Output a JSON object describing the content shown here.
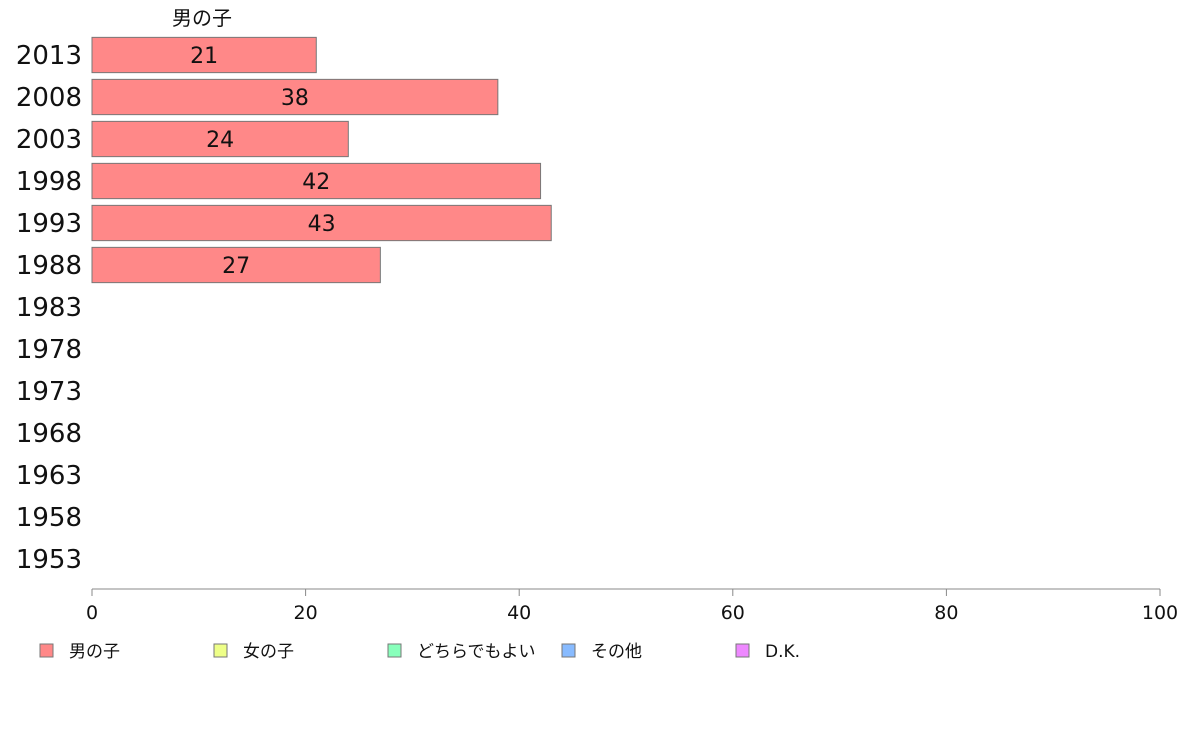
{
  "chart_data": {
    "type": "bar",
    "orientation": "horizontal",
    "column_title": "男の子",
    "categories": [
      "2013",
      "2008",
      "2003",
      "1998",
      "1993",
      "1988",
      "1983",
      "1978",
      "1973",
      "1968",
      "1963",
      "1958",
      "1953"
    ],
    "series": [
      {
        "name": "男の子",
        "color": "#ff8888",
        "values": [
          21,
          38,
          24,
          42,
          43,
          27,
          null,
          null,
          null,
          null,
          null,
          null,
          null
        ]
      }
    ],
    "legend": [
      {
        "name": "男の子",
        "color": "#ff8888"
      },
      {
        "name": "女の子",
        "color": "#eeff88"
      },
      {
        "name": "どちらでもよい",
        "color": "#88ffbb"
      },
      {
        "name": "その他",
        "color": "#88bbff"
      },
      {
        "name": "D.K.",
        "color": "#ee88ff"
      }
    ],
    "legend_position": "bottom",
    "x_ticks": [
      0,
      20,
      40,
      60,
      80,
      100
    ],
    "xlim": [
      0,
      100
    ],
    "grid": false,
    "colors": {
      "bar_stroke": "#777777",
      "axis": "#888888"
    }
  }
}
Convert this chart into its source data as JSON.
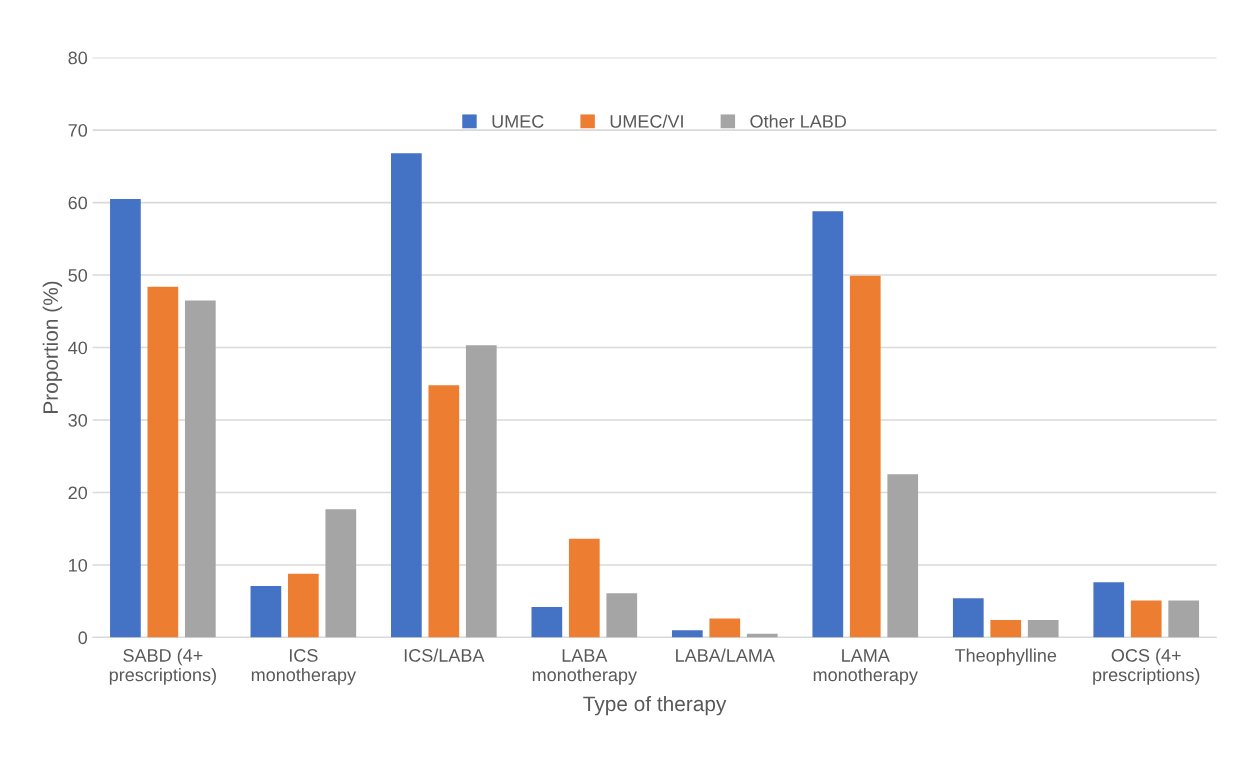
{
  "chart_data": {
    "type": "bar",
    "xlabel": "Type of therapy",
    "ylabel": "Proportion (%)",
    "categories": [
      "SABD (4+\nprescriptions)",
      "ICS\nmonotherapy",
      "ICS/LABA",
      "LABA\nmonotherapy",
      "LABA/LAMA",
      "LAMA\nmonotherapy",
      "Theophylline",
      "OCS (4+\nprescriptions)"
    ],
    "series": [
      {
        "name": "UMEC",
        "color": "#4472c4",
        "values": [
          60.5,
          7.1,
          66.8,
          4.2,
          1.0,
          58.8,
          5.4,
          7.6
        ]
      },
      {
        "name": "UMEC/VI",
        "color": "#ed7d31",
        "values": [
          48.4,
          8.8,
          34.8,
          13.6,
          2.6,
          49.9,
          2.4,
          5.1
        ]
      },
      {
        "name": "Other LABD",
        "color": "#a5a5a5",
        "values": [
          46.5,
          17.7,
          40.3,
          6.1,
          0.5,
          22.5,
          2.4,
          5.1
        ]
      }
    ],
    "ylim": [
      0,
      80
    ],
    "yticks": [
      0,
      10,
      20,
      30,
      40,
      50,
      60,
      70,
      80
    ],
    "grid": "y",
    "legend": "top"
  }
}
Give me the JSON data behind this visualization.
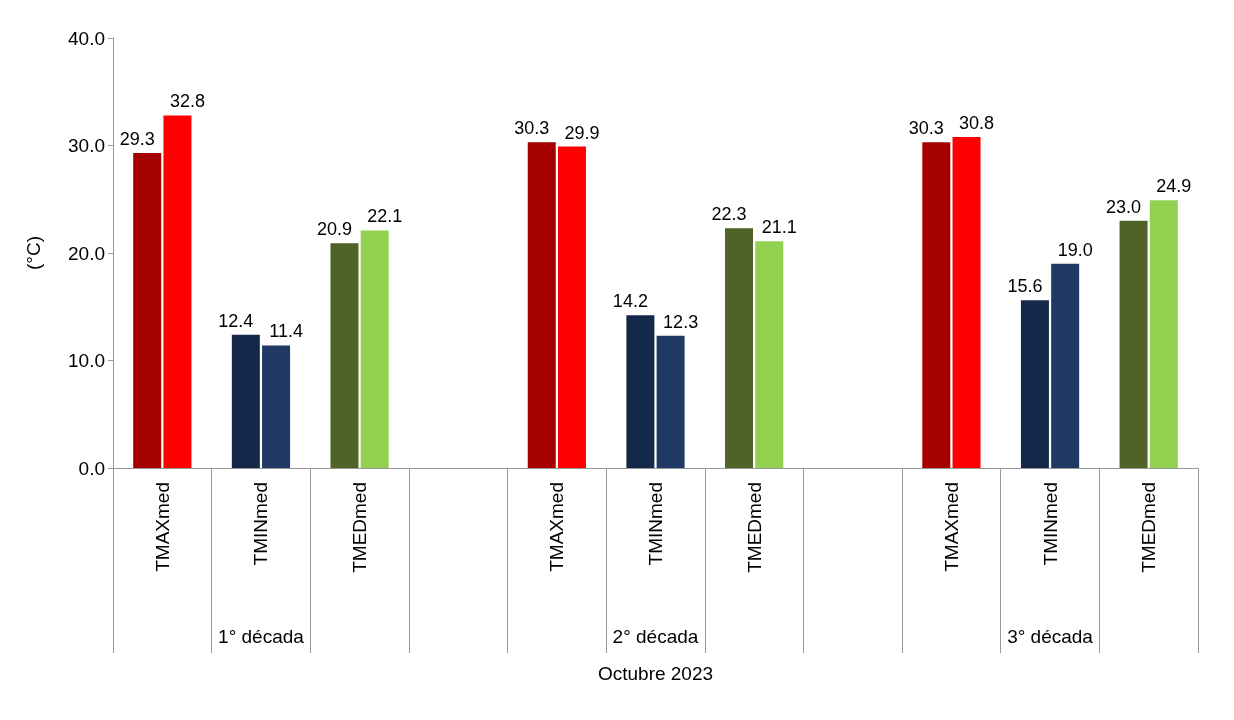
{
  "chart_data": {
    "type": "bar",
    "ylabel": "(°C)",
    "xlabel": "Octubre 2023",
    "categories": [
      "TMAXmed",
      "TMINmed",
      "TMEDmed",
      null,
      "TMAXmed",
      "TMINmed",
      "TMEDmed",
      null,
      "TMAXmed",
      "TMINmed",
      "TMEDmed"
    ],
    "annotations": [
      "1° década",
      "2° década",
      "3° década"
    ],
    "series": [
      {
        "colors": [
          "#a50000",
          "#14284a",
          "#4f6228",
          null,
          "#a50000",
          "#14284a",
          "#4f6228",
          null,
          "#a50000",
          "#14284a",
          "#4f6228"
        ],
        "values": [
          29.3,
          12.4,
          20.9,
          null,
          30.3,
          14.2,
          22.3,
          null,
          30.3,
          15.6,
          23.0
        ],
        "value_labels": [
          "29.3",
          "12.4",
          "20.9",
          null,
          "30.3",
          "14.2",
          "22.3",
          null,
          "30.3",
          "15.6",
          "23.0"
        ]
      },
      {
        "colors": [
          "#ff0000",
          "#1f3864",
          "#92d050",
          null,
          "#ff0000",
          "#1f3864",
          "#92d050",
          null,
          "#ff0000",
          "#1f3864",
          "#92d050"
        ],
        "values": [
          32.8,
          11.4,
          22.1,
          null,
          29.9,
          12.3,
          21.1,
          null,
          30.8,
          19.0,
          24.9
        ],
        "value_labels": [
          "32.8",
          "11.4",
          "22.1",
          null,
          "29.9",
          "12.3",
          "21.1",
          null,
          "30.8",
          "19.0",
          "24.9"
        ]
      }
    ],
    "ylim": [
      0,
      40
    ],
    "yticks": [
      {
        "value": 0,
        "label": "0.0"
      },
      {
        "value": 10,
        "label": "10.0"
      },
      {
        "value": 20,
        "label": "20.0"
      },
      {
        "value": 30,
        "label": "30.0"
      },
      {
        "value": 40,
        "label": "40.0"
      }
    ],
    "grid": false
  }
}
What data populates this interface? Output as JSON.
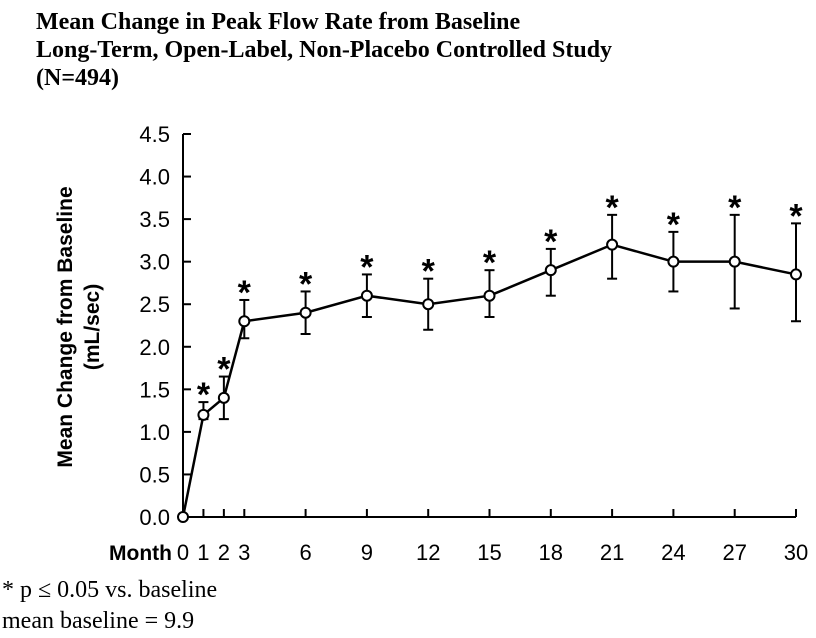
{
  "chart_data": {
    "type": "line",
    "title": "Mean Change in Peak Flow Rate from Baseline",
    "subtitle": "Long-Term, Open-Label, Non-Placebo Controlled Study",
    "subtitle2": "(N=494)",
    "ylabel": "Mean Change from Baseline",
    "ylabel_unit": "(mL/sec)",
    "xlabel": "Month",
    "ylim": [
      0,
      4.5
    ],
    "xlim": [
      0,
      30
    ],
    "y_ticks": [
      "0.0",
      "0.5",
      "1.0",
      "1.5",
      "2.0",
      "2.5",
      "3.0",
      "3.5",
      "4.0",
      "4.5"
    ],
    "x_ticks": [
      "0",
      "1",
      "2",
      "3",
      "6",
      "9",
      "12",
      "15",
      "18",
      "21",
      "24",
      "27",
      "30"
    ],
    "grid": false,
    "series": [
      {
        "x": [
          0,
          1,
          2,
          3,
          6,
          9,
          12,
          15,
          18,
          21,
          24,
          27,
          30
        ],
        "values": [
          0.0,
          1.2,
          1.4,
          2.3,
          2.4,
          2.6,
          2.5,
          2.6,
          2.9,
          3.2,
          3.0,
          3.0,
          2.85
        ],
        "err_low": [
          0.0,
          1.15,
          1.15,
          2.1,
          2.15,
          2.35,
          2.2,
          2.35,
          2.6,
          2.8,
          2.65,
          2.45,
          2.3
        ],
        "err_high": [
          0.0,
          1.35,
          1.65,
          2.55,
          2.65,
          2.85,
          2.8,
          2.9,
          3.15,
          3.55,
          3.35,
          3.55,
          3.45
        ],
        "significant": [
          false,
          true,
          true,
          true,
          true,
          true,
          true,
          true,
          true,
          true,
          true,
          true,
          true
        ]
      }
    ],
    "significance_marker": "*",
    "marker_color": "#ffffff",
    "line_color": "#000000"
  },
  "footnotes": {
    "significance": "* p ≤ 0.05 vs. baseline",
    "baseline": "mean baseline = 9.9"
  }
}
------------------------
EXERCISE DESCRIPTION: Quote all the records verbatim, dropping any pictures from your copy.

TASK RESULT:
Output a JSON object describing the content shown here.
{
  "chart_data": {
    "type": "bar",
    "orientation": "horizontal",
    "column_title": "男の子",
    "categories": [
      "2013",
      "2008",
      "2003",
      "1998",
      "1993",
      "1988",
      "1983",
      "1978",
      "1973",
      "1968",
      "1963",
      "1958",
      "1953"
    ],
    "series": [
      {
        "name": "男の子",
        "color": "#ff8888",
        "values": [
          21,
          38,
          24,
          42,
          43,
          27,
          null,
          null,
          null,
          null,
          null,
          null,
          null
        ]
      }
    ],
    "legend": [
      {
        "name": "男の子",
        "color": "#ff8888"
      },
      {
        "name": "女の子",
        "color": "#eeff88"
      },
      {
        "name": "どちらでもよい",
        "color": "#88ffbb"
      },
      {
        "name": "その他",
        "color": "#88bbff"
      },
      {
        "name": "D.K.",
        "color": "#ee88ff"
      }
    ],
    "legend_position": "bottom",
    "x_ticks": [
      0,
      20,
      40,
      60,
      80,
      100
    ],
    "xlim": [
      0,
      100
    ],
    "grid": false,
    "colors": {
      "bar_stroke": "#777777",
      "axis": "#888888"
    }
  }
}
Convert this chart into its source data as JSON.
{
  "chart_data": {
    "type": "bar",
    "xlabel": "Type of therapy",
    "ylabel": "Proportion (%)",
    "categories": [
      "SABD (4+\nprescriptions)",
      "ICS\nmonotherapy",
      "ICS/LABA",
      "LABA\nmonotherapy",
      "LABA/LAMA",
      "LAMA\nmonotherapy",
      "Theophylline",
      "OCS (4+\nprescriptions)"
    ],
    "series": [
      {
        "name": "UMEC",
        "color": "#4472c4",
        "values": [
          60.5,
          7.1,
          66.8,
          4.2,
          1.0,
          58.8,
          5.4,
          7.6
        ]
      },
      {
        "name": "UMEC/VI",
        "color": "#ed7d31",
        "values": [
          48.4,
          8.8,
          34.8,
          13.6,
          2.6,
          49.9,
          2.4,
          5.1
        ]
      },
      {
        "name": "Other LABD",
        "color": "#a5a5a5",
        "values": [
          46.5,
          17.7,
          40.3,
          6.1,
          0.5,
          22.5,
          2.4,
          5.1
        ]
      }
    ],
    "ylim": [
      0,
      80
    ],
    "yticks": [
      0,
      10,
      20,
      30,
      40,
      50,
      60,
      70,
      80
    ],
    "grid": "y",
    "legend": "top"
  }
}
Give me the JSON data behind this visualization.
{
  "chart_data": {
    "type": "bar",
    "ylabel": "(°C)",
    "xlabel": "Octubre 2023",
    "categories": [
      "TMAXmed",
      "TMINmed",
      "TMEDmed",
      null,
      "TMAXmed",
      "TMINmed",
      "TMEDmed",
      null,
      "TMAXmed",
      "TMINmed",
      "TMEDmed"
    ],
    "annotations": [
      "1° década",
      "2° década",
      "3° década"
    ],
    "series": [
      {
        "colors": [
          "#a50000",
          "#14284a",
          "#4f6228",
          null,
          "#a50000",
          "#14284a",
          "#4f6228",
          null,
          "#a50000",
          "#14284a",
          "#4f6228"
        ],
        "values": [
          29.3,
          12.4,
          20.9,
          null,
          30.3,
          14.2,
          22.3,
          null,
          30.3,
          15.6,
          23.0
        ],
        "value_labels": [
          "29.3",
          "12.4",
          "20.9",
          null,
          "30.3",
          "14.2",
          "22.3",
          null,
          "30.3",
          "15.6",
          "23.0"
        ]
      },
      {
        "colors": [
          "#ff0000",
          "#1f3864",
          "#92d050",
          null,
          "#ff0000",
          "#1f3864",
          "#92d050",
          null,
          "#ff0000",
          "#1f3864",
          "#92d050"
        ],
        "values": [
          32.8,
          11.4,
          22.1,
          null,
          29.9,
          12.3,
          21.1,
          null,
          30.8,
          19.0,
          24.9
        ],
        "value_labels": [
          "32.8",
          "11.4",
          "22.1",
          null,
          "29.9",
          "12.3",
          "21.1",
          null,
          "30.8",
          "19.0",
          "24.9"
        ]
      }
    ],
    "ylim": [
      0,
      40
    ],
    "yticks": [
      {
        "value": 0,
        "label": "0.0"
      },
      {
        "value": 10,
        "label": "10.0"
      },
      {
        "value": 20,
        "label": "20.0"
      },
      {
        "value": 30,
        "label": "30.0"
      },
      {
        "value": 40,
        "label": "40.0"
      }
    ],
    "grid": false
  }
}
What data populates this interface? Output as JSON.
{
  "chart_data": {
    "type": "line",
    "title": "Mean Change in Peak Flow Rate from Baseline",
    "subtitle": "Long-Term, Open-Label, Non-Placebo Controlled Study",
    "subtitle2": "(N=494)",
    "ylabel": "Mean Change from Baseline",
    "ylabel_unit": "(mL/sec)",
    "xlabel": "Month",
    "ylim": [
      0,
      4.5
    ],
    "xlim": [
      0,
      30
    ],
    "y_ticks": [
      "0.0",
      "0.5",
      "1.0",
      "1.5",
      "2.0",
      "2.5",
      "3.0",
      "3.5",
      "4.0",
      "4.5"
    ],
    "x_ticks": [
      "0",
      "1",
      "2",
      "3",
      "6",
      "9",
      "12",
      "15",
      "18",
      "21",
      "24",
      "27",
      "30"
    ],
    "grid": false,
    "series": [
      {
        "x": [
          0,
          1,
          2,
          3,
          6,
          9,
          12,
          15,
          18,
          21,
          24,
          27,
          30
        ],
        "values": [
          0.0,
          1.2,
          1.4,
          2.3,
          2.4,
          2.6,
          2.5,
          2.6,
          2.9,
          3.2,
          3.0,
          3.0,
          2.85
        ],
        "err_low": [
          0.0,
          1.15,
          1.15,
          2.1,
          2.15,
          2.35,
          2.2,
          2.35,
          2.6,
          2.8,
          2.65,
          2.45,
          2.3
        ],
        "err_high": [
          0.0,
          1.35,
          1.65,
          2.55,
          2.65,
          2.85,
          2.8,
          2.9,
          3.15,
          3.55,
          3.35,
          3.55,
          3.45
        ],
        "significant": [
          false,
          true,
          true,
          true,
          true,
          true,
          true,
          true,
          true,
          true,
          true,
          true,
          true
        ]
      }
    ],
    "significance_marker": "*",
    "marker_color": "#ffffff",
    "line_color": "#000000"
  },
  "footnotes": {
    "significance": "* p ≤ 0.05 vs. baseline",
    "baseline": "mean baseline = 9.9"
  }
}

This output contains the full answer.